Problem
Below are the records. Gather each line that holds "hour".
● ● ● ● ●
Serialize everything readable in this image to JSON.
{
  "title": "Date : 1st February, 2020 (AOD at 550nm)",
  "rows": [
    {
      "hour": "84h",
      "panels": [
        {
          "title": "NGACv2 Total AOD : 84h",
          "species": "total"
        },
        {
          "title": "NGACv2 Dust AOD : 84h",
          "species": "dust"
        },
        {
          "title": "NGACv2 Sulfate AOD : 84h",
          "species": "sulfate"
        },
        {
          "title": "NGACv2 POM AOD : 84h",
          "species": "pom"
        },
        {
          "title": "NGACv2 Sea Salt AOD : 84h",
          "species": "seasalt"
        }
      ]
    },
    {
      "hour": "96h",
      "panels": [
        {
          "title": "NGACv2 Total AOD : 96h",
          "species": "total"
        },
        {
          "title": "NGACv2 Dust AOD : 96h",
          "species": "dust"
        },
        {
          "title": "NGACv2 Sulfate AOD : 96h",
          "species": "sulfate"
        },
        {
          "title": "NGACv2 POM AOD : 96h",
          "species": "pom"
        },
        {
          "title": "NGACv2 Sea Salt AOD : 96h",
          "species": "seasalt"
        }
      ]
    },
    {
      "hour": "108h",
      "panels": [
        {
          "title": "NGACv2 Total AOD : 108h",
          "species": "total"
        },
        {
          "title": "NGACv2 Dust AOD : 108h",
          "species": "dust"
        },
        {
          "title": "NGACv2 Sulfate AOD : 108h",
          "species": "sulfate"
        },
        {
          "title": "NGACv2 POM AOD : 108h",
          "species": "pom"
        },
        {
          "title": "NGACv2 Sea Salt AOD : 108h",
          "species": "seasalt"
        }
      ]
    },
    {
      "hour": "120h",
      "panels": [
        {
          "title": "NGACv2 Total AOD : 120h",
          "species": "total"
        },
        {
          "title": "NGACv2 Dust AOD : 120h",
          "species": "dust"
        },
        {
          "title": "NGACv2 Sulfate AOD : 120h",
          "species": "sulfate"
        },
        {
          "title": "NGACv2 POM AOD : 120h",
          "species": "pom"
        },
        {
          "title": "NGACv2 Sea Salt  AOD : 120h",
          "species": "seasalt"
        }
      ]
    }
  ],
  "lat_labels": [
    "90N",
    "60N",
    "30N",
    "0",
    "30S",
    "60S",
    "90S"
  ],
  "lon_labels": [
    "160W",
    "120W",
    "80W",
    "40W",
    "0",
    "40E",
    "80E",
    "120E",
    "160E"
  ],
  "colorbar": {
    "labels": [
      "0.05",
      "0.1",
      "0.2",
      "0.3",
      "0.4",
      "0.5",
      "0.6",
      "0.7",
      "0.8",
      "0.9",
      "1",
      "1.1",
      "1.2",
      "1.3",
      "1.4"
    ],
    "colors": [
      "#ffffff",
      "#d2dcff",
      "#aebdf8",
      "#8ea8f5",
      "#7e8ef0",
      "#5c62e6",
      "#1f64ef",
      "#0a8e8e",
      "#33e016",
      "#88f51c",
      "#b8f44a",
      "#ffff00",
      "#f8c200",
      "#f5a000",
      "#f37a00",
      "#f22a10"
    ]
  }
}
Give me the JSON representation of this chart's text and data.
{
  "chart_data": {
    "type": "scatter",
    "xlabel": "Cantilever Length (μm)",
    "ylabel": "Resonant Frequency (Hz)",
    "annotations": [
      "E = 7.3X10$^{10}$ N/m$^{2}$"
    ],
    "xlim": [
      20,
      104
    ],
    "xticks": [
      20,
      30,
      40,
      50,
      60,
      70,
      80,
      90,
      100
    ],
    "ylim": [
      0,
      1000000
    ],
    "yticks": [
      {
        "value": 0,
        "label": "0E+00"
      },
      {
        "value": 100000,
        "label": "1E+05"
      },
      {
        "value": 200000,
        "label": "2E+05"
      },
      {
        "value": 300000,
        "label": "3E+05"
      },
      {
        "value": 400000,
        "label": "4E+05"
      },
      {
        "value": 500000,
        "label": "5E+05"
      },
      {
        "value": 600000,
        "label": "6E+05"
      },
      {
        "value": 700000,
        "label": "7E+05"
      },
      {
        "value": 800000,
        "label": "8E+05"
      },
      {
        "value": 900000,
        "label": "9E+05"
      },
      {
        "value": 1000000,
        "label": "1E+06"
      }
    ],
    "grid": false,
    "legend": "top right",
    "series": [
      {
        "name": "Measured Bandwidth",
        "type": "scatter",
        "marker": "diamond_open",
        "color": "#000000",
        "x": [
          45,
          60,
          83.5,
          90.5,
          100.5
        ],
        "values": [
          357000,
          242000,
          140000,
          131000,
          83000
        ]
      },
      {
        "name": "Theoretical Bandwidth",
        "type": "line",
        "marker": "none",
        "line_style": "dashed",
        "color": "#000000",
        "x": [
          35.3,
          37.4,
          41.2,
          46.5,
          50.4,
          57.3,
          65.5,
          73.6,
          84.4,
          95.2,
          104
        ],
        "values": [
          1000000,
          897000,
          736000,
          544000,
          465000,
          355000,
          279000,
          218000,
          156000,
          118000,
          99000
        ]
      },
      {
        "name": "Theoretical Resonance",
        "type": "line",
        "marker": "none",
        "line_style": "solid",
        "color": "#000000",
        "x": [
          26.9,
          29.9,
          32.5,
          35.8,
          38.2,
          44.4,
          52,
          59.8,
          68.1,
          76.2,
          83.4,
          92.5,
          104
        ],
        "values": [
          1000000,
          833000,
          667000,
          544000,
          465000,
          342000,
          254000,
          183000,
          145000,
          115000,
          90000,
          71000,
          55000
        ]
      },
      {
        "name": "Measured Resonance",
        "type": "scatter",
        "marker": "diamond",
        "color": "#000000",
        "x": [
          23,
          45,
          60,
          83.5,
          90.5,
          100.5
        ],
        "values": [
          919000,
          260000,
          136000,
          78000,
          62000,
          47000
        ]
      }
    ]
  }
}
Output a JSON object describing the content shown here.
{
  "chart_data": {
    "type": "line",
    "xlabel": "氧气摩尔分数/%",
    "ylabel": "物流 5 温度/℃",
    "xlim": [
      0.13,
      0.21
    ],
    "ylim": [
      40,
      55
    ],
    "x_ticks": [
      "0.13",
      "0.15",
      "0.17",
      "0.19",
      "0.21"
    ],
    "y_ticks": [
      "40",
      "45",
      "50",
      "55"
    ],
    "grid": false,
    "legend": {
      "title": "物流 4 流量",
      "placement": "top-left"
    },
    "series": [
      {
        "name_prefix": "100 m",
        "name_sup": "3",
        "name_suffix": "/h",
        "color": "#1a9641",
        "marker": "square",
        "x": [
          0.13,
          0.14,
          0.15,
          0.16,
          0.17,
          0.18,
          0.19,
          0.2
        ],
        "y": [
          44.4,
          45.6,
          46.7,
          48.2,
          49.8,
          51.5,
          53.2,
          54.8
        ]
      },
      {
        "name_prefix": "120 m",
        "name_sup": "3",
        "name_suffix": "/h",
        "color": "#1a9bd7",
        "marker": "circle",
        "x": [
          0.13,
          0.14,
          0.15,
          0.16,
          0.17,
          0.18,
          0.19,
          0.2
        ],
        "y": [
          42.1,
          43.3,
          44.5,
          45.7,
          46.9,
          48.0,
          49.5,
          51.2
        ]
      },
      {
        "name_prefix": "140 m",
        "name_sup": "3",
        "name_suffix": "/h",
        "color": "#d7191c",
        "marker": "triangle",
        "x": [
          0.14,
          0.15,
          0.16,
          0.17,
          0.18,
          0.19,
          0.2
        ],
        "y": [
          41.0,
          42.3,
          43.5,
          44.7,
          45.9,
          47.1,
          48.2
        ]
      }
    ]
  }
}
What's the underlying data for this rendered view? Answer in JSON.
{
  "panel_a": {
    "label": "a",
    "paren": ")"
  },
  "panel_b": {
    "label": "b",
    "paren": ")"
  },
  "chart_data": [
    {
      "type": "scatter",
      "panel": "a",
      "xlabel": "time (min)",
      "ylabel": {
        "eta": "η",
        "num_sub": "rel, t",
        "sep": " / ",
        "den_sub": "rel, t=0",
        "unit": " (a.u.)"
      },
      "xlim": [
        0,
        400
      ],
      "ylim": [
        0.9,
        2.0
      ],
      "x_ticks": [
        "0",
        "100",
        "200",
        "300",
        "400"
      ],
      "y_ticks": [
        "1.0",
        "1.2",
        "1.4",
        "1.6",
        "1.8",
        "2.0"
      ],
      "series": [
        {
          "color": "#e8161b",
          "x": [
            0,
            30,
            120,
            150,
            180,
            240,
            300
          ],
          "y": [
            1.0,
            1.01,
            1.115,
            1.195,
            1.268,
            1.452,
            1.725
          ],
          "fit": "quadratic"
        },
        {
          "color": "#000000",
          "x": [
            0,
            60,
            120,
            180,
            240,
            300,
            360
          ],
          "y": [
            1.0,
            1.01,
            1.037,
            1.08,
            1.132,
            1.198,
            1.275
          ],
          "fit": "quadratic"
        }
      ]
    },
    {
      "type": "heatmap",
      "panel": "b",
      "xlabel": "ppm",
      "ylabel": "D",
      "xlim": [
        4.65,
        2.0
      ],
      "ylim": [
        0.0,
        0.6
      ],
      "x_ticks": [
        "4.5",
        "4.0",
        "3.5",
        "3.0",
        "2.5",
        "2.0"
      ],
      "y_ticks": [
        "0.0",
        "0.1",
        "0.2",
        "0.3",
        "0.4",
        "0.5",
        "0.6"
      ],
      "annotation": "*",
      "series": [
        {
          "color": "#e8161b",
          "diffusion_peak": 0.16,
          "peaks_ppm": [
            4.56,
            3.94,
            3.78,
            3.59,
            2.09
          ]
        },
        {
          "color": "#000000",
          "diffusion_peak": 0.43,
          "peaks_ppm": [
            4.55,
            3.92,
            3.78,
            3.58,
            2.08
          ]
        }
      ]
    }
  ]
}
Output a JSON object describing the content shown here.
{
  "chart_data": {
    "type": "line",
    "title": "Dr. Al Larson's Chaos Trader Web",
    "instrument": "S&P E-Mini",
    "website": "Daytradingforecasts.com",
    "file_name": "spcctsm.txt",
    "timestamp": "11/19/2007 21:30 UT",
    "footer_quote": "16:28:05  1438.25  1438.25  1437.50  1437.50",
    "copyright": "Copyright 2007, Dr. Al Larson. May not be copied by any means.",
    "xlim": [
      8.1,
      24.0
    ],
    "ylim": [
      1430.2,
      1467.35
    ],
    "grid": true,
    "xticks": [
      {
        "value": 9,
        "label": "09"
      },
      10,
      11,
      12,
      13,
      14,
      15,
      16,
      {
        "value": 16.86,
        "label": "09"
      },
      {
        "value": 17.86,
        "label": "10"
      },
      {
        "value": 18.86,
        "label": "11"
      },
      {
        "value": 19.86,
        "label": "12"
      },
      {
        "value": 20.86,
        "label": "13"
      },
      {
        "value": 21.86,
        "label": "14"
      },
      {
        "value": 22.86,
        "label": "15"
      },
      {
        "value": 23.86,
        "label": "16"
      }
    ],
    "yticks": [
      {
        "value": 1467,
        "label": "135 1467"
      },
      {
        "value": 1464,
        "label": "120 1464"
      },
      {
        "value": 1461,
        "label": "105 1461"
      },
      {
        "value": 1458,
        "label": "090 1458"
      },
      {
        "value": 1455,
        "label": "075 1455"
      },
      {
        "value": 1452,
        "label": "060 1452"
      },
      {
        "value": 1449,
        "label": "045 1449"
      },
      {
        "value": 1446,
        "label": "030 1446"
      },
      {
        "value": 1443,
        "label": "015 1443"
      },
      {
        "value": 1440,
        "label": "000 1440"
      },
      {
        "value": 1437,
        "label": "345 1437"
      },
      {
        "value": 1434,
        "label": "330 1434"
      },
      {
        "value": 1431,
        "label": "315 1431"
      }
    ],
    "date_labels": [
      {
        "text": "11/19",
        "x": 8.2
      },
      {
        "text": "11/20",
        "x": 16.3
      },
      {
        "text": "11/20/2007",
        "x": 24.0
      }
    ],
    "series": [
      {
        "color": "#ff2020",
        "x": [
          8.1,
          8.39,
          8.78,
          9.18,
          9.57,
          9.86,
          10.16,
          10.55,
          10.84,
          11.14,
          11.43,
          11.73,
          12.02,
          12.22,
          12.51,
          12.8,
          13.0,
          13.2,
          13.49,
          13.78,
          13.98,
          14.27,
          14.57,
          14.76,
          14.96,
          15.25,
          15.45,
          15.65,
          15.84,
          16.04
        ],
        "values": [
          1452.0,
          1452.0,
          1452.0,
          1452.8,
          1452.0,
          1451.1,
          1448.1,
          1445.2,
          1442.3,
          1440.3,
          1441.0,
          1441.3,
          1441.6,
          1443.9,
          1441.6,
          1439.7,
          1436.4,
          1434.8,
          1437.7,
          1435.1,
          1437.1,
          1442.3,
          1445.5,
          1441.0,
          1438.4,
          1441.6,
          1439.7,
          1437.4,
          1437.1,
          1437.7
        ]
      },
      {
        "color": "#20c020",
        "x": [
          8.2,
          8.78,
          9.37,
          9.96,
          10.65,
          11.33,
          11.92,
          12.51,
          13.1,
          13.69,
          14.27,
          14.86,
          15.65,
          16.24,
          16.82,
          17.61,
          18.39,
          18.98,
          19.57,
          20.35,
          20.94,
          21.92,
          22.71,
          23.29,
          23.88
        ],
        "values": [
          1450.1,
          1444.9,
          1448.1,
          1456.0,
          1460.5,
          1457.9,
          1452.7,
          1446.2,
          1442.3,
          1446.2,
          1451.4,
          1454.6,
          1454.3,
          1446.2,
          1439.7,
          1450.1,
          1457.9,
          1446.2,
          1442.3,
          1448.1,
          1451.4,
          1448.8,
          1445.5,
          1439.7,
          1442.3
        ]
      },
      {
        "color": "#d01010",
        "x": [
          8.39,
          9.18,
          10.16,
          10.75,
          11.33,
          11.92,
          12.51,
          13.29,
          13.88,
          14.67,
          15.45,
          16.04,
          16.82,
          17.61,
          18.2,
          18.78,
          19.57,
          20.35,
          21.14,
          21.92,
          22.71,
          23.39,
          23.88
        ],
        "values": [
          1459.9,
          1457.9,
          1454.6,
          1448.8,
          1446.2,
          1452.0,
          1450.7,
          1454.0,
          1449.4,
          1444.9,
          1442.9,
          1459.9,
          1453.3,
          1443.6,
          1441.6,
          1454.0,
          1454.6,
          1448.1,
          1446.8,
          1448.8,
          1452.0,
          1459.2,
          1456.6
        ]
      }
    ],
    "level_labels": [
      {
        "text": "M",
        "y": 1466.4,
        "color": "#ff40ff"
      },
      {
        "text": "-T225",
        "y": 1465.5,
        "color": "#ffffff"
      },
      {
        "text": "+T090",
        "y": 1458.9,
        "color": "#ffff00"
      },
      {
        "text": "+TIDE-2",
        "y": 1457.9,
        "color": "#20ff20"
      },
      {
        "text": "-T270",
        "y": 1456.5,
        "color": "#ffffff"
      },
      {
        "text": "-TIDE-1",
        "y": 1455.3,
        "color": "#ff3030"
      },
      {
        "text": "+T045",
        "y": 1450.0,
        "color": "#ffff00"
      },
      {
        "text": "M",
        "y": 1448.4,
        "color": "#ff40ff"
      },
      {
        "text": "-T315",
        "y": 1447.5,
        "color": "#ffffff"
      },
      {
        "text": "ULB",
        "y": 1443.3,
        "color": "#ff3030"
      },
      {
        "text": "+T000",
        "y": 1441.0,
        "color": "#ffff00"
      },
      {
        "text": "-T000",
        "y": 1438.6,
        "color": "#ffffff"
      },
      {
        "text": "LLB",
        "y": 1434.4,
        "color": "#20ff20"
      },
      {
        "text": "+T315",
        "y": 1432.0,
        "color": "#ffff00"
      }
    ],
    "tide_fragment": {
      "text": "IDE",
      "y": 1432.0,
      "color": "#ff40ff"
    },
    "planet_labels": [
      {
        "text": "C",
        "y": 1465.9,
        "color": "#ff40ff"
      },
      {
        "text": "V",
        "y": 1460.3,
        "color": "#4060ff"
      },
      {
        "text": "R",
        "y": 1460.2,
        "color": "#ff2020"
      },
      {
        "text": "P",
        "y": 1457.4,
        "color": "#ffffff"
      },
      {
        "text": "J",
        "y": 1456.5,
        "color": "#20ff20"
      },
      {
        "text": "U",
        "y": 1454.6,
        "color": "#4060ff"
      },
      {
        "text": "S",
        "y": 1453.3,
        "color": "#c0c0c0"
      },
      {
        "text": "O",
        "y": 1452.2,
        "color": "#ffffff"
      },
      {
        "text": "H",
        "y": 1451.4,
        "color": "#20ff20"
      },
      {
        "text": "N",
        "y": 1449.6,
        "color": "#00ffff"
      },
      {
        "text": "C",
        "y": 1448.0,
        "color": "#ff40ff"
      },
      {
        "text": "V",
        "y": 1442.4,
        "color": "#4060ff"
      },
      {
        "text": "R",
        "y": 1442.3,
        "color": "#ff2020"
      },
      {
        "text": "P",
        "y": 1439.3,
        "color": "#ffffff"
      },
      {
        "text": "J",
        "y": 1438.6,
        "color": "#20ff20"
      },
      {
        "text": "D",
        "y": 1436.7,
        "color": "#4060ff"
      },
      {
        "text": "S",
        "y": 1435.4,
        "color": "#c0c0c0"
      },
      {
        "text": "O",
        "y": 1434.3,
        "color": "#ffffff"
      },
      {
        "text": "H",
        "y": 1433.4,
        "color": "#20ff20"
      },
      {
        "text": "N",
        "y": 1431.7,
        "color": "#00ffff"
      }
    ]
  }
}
● ● ● ● ●
Full response
      "hour": "84h",
      "hour": "96h",
      "hour": "108h",
      "hour": "120h",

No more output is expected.